WHAT THE TASK ASKS:
Repeat the listing exactly as given, omitting every image.

RECORDS FOR PROCESSING:

==============================

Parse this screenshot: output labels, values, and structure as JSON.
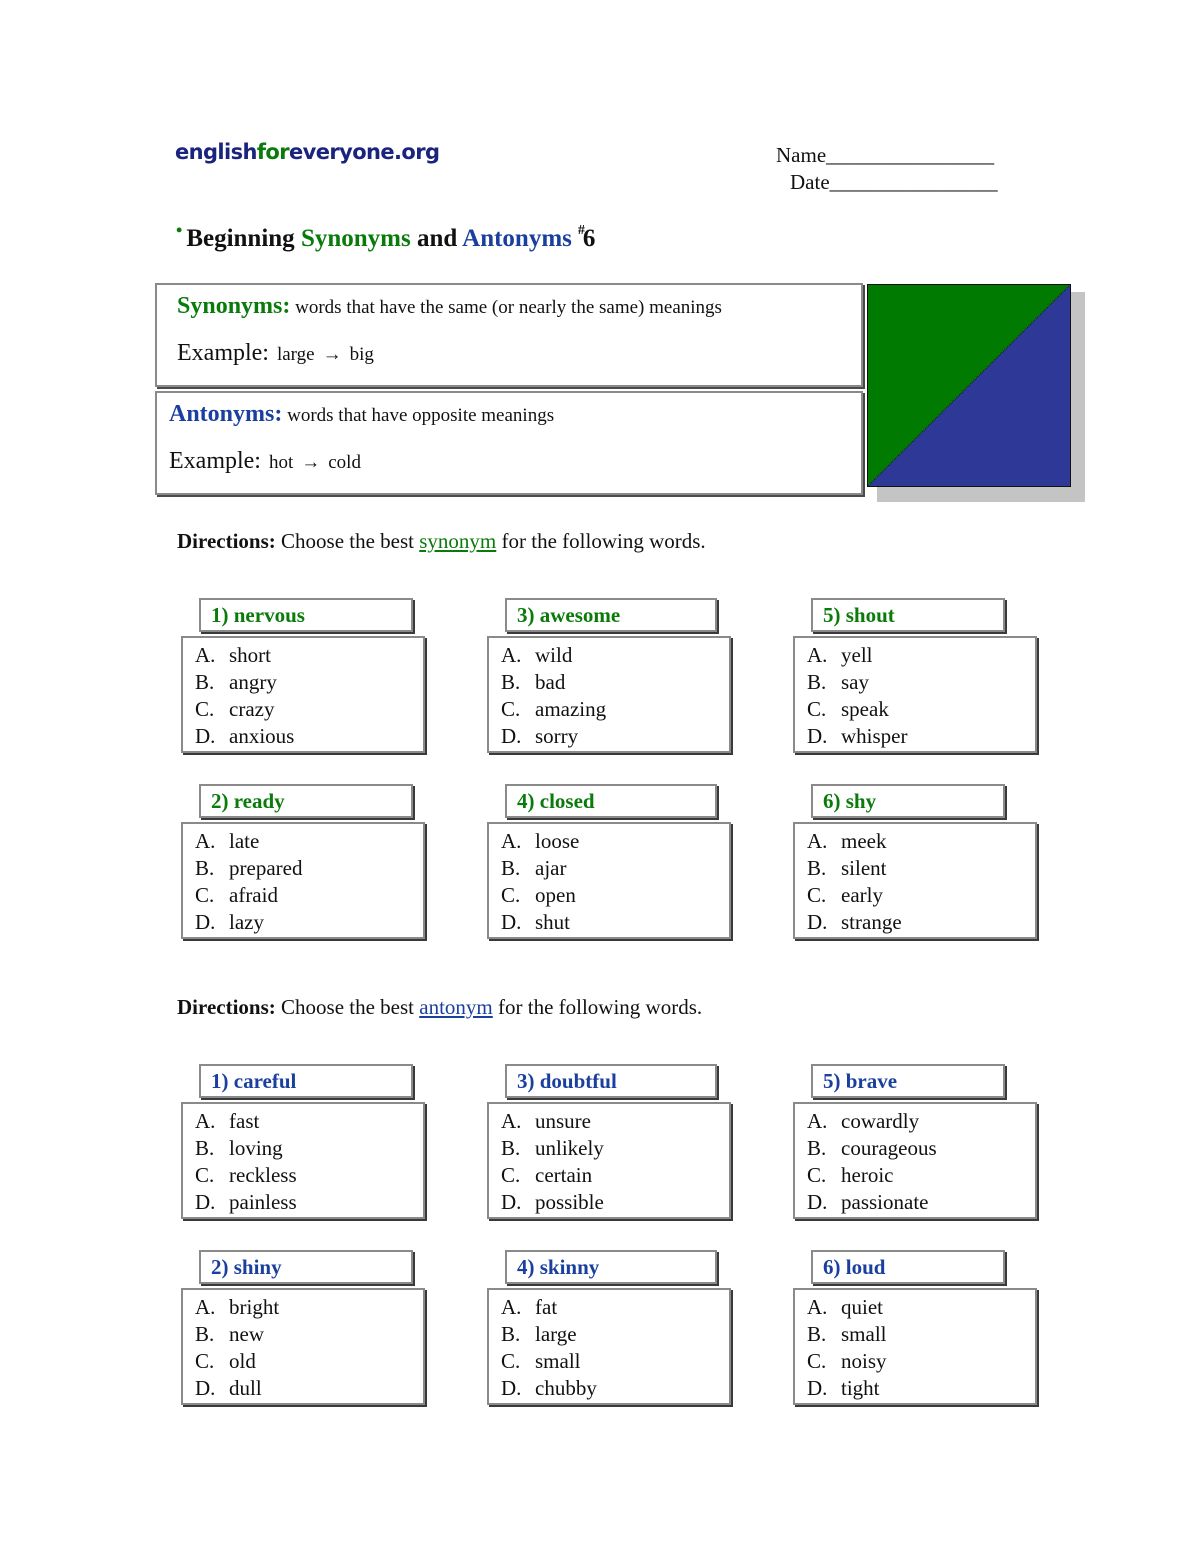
{
  "header": {
    "logo_prefix": "english",
    "logo_for": "for",
    "logo_suffix": "everyone.org",
    "name_label": "Name________________",
    "date_label": "Date________________"
  },
  "title": {
    "bullet": "•",
    "part1": "Beginning ",
    "synonyms": "Synonyms",
    "and": " and ",
    "antonyms": "Antonyms",
    "hash": "#",
    "number": "6"
  },
  "definitions": {
    "synonyms": {
      "term": "Synonyms:",
      "definition": " words that have the same (or nearly the same) meanings",
      "example_label": "Example:",
      "example_from": "large",
      "arrow": "→",
      "example_to": "big"
    },
    "antonyms": {
      "term": "Antonyms:",
      "definition": " words that have opposite meanings",
      "example_label": "Example:",
      "example_from": "hot",
      "arrow": "→",
      "example_to": "cold"
    }
  },
  "colors": {
    "synonym_green": "#0a7a0a",
    "antonym_blue": "#1a3f9e",
    "graphic_green": "#007a00",
    "graphic_blue": "#2e3896"
  },
  "synonym_section": {
    "directions_label": "Directions:",
    "directions_pre": " Choose the best ",
    "directions_link": "synonym",
    "directions_post": " for the following words.",
    "questions": [
      {
        "title": "1) nervous",
        "options": [
          {
            "letter": "A.",
            "text": "short"
          },
          {
            "letter": "B.",
            "text": "angry"
          },
          {
            "letter": "C.",
            "text": "crazy"
          },
          {
            "letter": "D.",
            "text": "anxious"
          }
        ]
      },
      {
        "title": "2) ready",
        "options": [
          {
            "letter": "A.",
            "text": "late"
          },
          {
            "letter": "B.",
            "text": "prepared"
          },
          {
            "letter": "C.",
            "text": "afraid"
          },
          {
            "letter": "D.",
            "text": "lazy"
          }
        ]
      },
      {
        "title": "3) awesome",
        "options": [
          {
            "letter": "A.",
            "text": "wild"
          },
          {
            "letter": "B.",
            "text": "bad"
          },
          {
            "letter": "C.",
            "text": "amazing"
          },
          {
            "letter": "D.",
            "text": "sorry"
          }
        ]
      },
      {
        "title": "4) closed",
        "options": [
          {
            "letter": "A.",
            "text": "loose"
          },
          {
            "letter": "B.",
            "text": "ajar"
          },
          {
            "letter": "C.",
            "text": "open"
          },
          {
            "letter": "D.",
            "text": "shut"
          }
        ]
      },
      {
        "title": "5) shout",
        "options": [
          {
            "letter": "A.",
            "text": "yell"
          },
          {
            "letter": "B.",
            "text": "say"
          },
          {
            "letter": "C.",
            "text": "speak"
          },
          {
            "letter": "D.",
            "text": "whisper"
          }
        ]
      },
      {
        "title": "6) shy",
        "options": [
          {
            "letter": "A.",
            "text": "meek"
          },
          {
            "letter": "B.",
            "text": "silent"
          },
          {
            "letter": "C.",
            "text": "early"
          },
          {
            "letter": "D.",
            "text": "strange"
          }
        ]
      }
    ]
  },
  "antonym_section": {
    "directions_label": "Directions:",
    "directions_pre": " Choose the best ",
    "directions_link": "antonym",
    "directions_post": " for the following words.",
    "questions": [
      {
        "title": "1) careful",
        "options": [
          {
            "letter": "A.",
            "text": "fast"
          },
          {
            "letter": "B.",
            "text": "loving"
          },
          {
            "letter": "C.",
            "text": "reckless"
          },
          {
            "letter": "D.",
            "text": "painless"
          }
        ]
      },
      {
        "title": "2) shiny",
        "options": [
          {
            "letter": "A.",
            "text": "bright"
          },
          {
            "letter": "B.",
            "text": "new"
          },
          {
            "letter": "C.",
            "text": "old"
          },
          {
            "letter": "D.",
            "text": "dull"
          }
        ]
      },
      {
        "title": "3) doubtful",
        "options": [
          {
            "letter": "A.",
            "text": "unsure"
          },
          {
            "letter": "B.",
            "text": "unlikely"
          },
          {
            "letter": "C.",
            "text": "certain"
          },
          {
            "letter": "D.",
            "text": "possible"
          }
        ]
      },
      {
        "title": "4) skinny",
        "options": [
          {
            "letter": "A.",
            "text": "fat"
          },
          {
            "letter": "B.",
            "text": "large"
          },
          {
            "letter": "C.",
            "text": "small"
          },
          {
            "letter": "D.",
            "text": "chubby"
          }
        ]
      },
      {
        "title": "5) brave",
        "options": [
          {
            "letter": "A.",
            "text": "cowardly"
          },
          {
            "letter": "B.",
            "text": "courageous"
          },
          {
            "letter": "C.",
            "text": "heroic"
          },
          {
            "letter": "D.",
            "text": "passionate"
          }
        ]
      },
      {
        "title": "6) loud",
        "options": [
          {
            "letter": "A.",
            "text": "quiet"
          },
          {
            "letter": "B.",
            "text": "small"
          },
          {
            "letter": "C.",
            "text": "noisy"
          },
          {
            "letter": "D.",
            "text": "tight"
          }
        ]
      }
    ]
  }
}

==============================

PROBLEM SOLUTION:
Parse this screenshot: output labels, values, and structure as JSON.
{
  "header": {
    "logo_prefix": "english",
    "logo_for": "for",
    "logo_suffix": "everyone.org",
    "name_label": "Name________________",
    "date_label": "Date________________"
  },
  "title": {
    "bullet": "•",
    "part1": "Beginning ",
    "synonyms": "Synonyms",
    "and": " and ",
    "antonyms": "Antonyms",
    "hash": "#",
    "number": "6"
  },
  "definitions": {
    "synonyms": {
      "term": "Synonyms:",
      "definition": " words that have the same (or nearly the same) meanings",
      "example_label": "Example:",
      "example_from": "large",
      "arrow": "→",
      "example_to": "big"
    },
    "antonyms": {
      "term": "Antonyms:",
      "definition": " words that have opposite meanings",
      "example_label": "Example:",
      "example_from": "hot",
      "arrow": "→",
      "example_to": "cold"
    }
  },
  "colors": {
    "synonym_green": "#0a7a0a",
    "antonym_blue": "#1a3f9e",
    "graphic_green": "#007a00",
    "graphic_blue": "#2e3896"
  },
  "synonym_section": {
    "directions_label": "Directions:",
    "directions_pre": " Choose the best ",
    "directions_link": "synonym",
    "directions_post": " for the following words.",
    "questions": [
      {
        "title": "1) nervous",
        "options": [
          {
            "letter": "A.",
            "text": "short"
          },
          {
            "letter": "B.",
            "text": "angry"
          },
          {
            "letter": "C.",
            "text": "crazy"
          },
          {
            "letter": "D.",
            "text": "anxious"
          }
        ]
      },
      {
        "title": "2) ready",
        "options": [
          {
            "letter": "A.",
            "text": "late"
          },
          {
            "letter": "B.",
            "text": "prepared"
          },
          {
            "letter": "C.",
            "text": "afraid"
          },
          {
            "letter": "D.",
            "text": "lazy"
          }
        ]
      },
      {
        "title": "3) awesome",
        "options": [
          {
            "letter": "A.",
            "text": "wild"
          },
          {
            "letter": "B.",
            "text": "bad"
          },
          {
            "letter": "C.",
            "text": "amazing"
          },
          {
            "letter": "D.",
            "text": "sorry"
          }
        ]
      },
      {
        "title": "4) closed",
        "options": [
          {
            "letter": "A.",
            "text": "loose"
          },
          {
            "letter": "B.",
            "text": "ajar"
          },
          {
            "letter": "C.",
            "text": "open"
          },
          {
            "letter": "D.",
            "text": "shut"
          }
        ]
      },
      {
        "title": "5) shout",
        "options": [
          {
            "letter": "A.",
            "text": "yell"
          },
          {
            "letter": "B.",
            "text": "say"
          },
          {
            "letter": "C.",
            "text": "speak"
          },
          {
            "letter": "D.",
            "text": "whisper"
          }
        ]
      },
      {
        "title": "6) shy",
        "options": [
          {
            "letter": "A.",
            "text": "meek"
          },
          {
            "letter": "B.",
            "text": "silent"
          },
          {
            "letter": "C.",
            "text": "early"
          },
          {
            "letter": "D.",
            "text": "strange"
          }
        ]
      }
    ]
  },
  "antonym_section": {
    "directions_label": "Directions:",
    "directions_pre": " Choose the best ",
    "directions_link": "antonym",
    "directions_post": " for the following words.",
    "questions": [
      {
        "title": "1) careful",
        "options": [
          {
            "letter": "A.",
            "text": "fast"
          },
          {
            "letter": "B.",
            "text": "loving"
          },
          {
            "letter": "C.",
            "text": "reckless"
          },
          {
            "letter": "D.",
            "text": "painless"
          }
        ]
      },
      {
        "title": "2) shiny",
        "options": [
          {
            "letter": "A.",
            "text": "bright"
          },
          {
            "letter": "B.",
            "text": "new"
          },
          {
            "letter": "C.",
            "text": "old"
          },
          {
            "letter": "D.",
            "text": "dull"
          }
        ]
      },
      {
        "title": "3) doubtful",
        "options": [
          {
            "letter": "A.",
            "text": "unsure"
          },
          {
            "letter": "B.",
            "text": "unlikely"
          },
          {
            "letter": "C.",
            "text": "certain"
          },
          {
            "letter": "D.",
            "text": "possible"
          }
        ]
      },
      {
        "title": "4) skinny",
        "options": [
          {
            "letter": "A.",
            "text": "fat"
          },
          {
            "letter": "B.",
            "text": "large"
          },
          {
            "letter": "C.",
            "text": "small"
          },
          {
            "letter": "D.",
            "text": "chubby"
          }
        ]
      },
      {
        "title": "5) brave",
        "options": [
          {
            "letter": "A.",
            "text": "cowardly"
          },
          {
            "letter": "B.",
            "text": "courageous"
          },
          {
            "letter": "C.",
            "text": "heroic"
          },
          {
            "letter": "D.",
            "text": "passionate"
          }
        ]
      },
      {
        "title": "6) loud",
        "options": [
          {
            "letter": "A.",
            "text": "quiet"
          },
          {
            "letter": "B.",
            "text": "small"
          },
          {
            "letter": "C.",
            "text": "noisy"
          },
          {
            "letter": "D.",
            "text": "tight"
          }
        ]
      }
    ]
  }
}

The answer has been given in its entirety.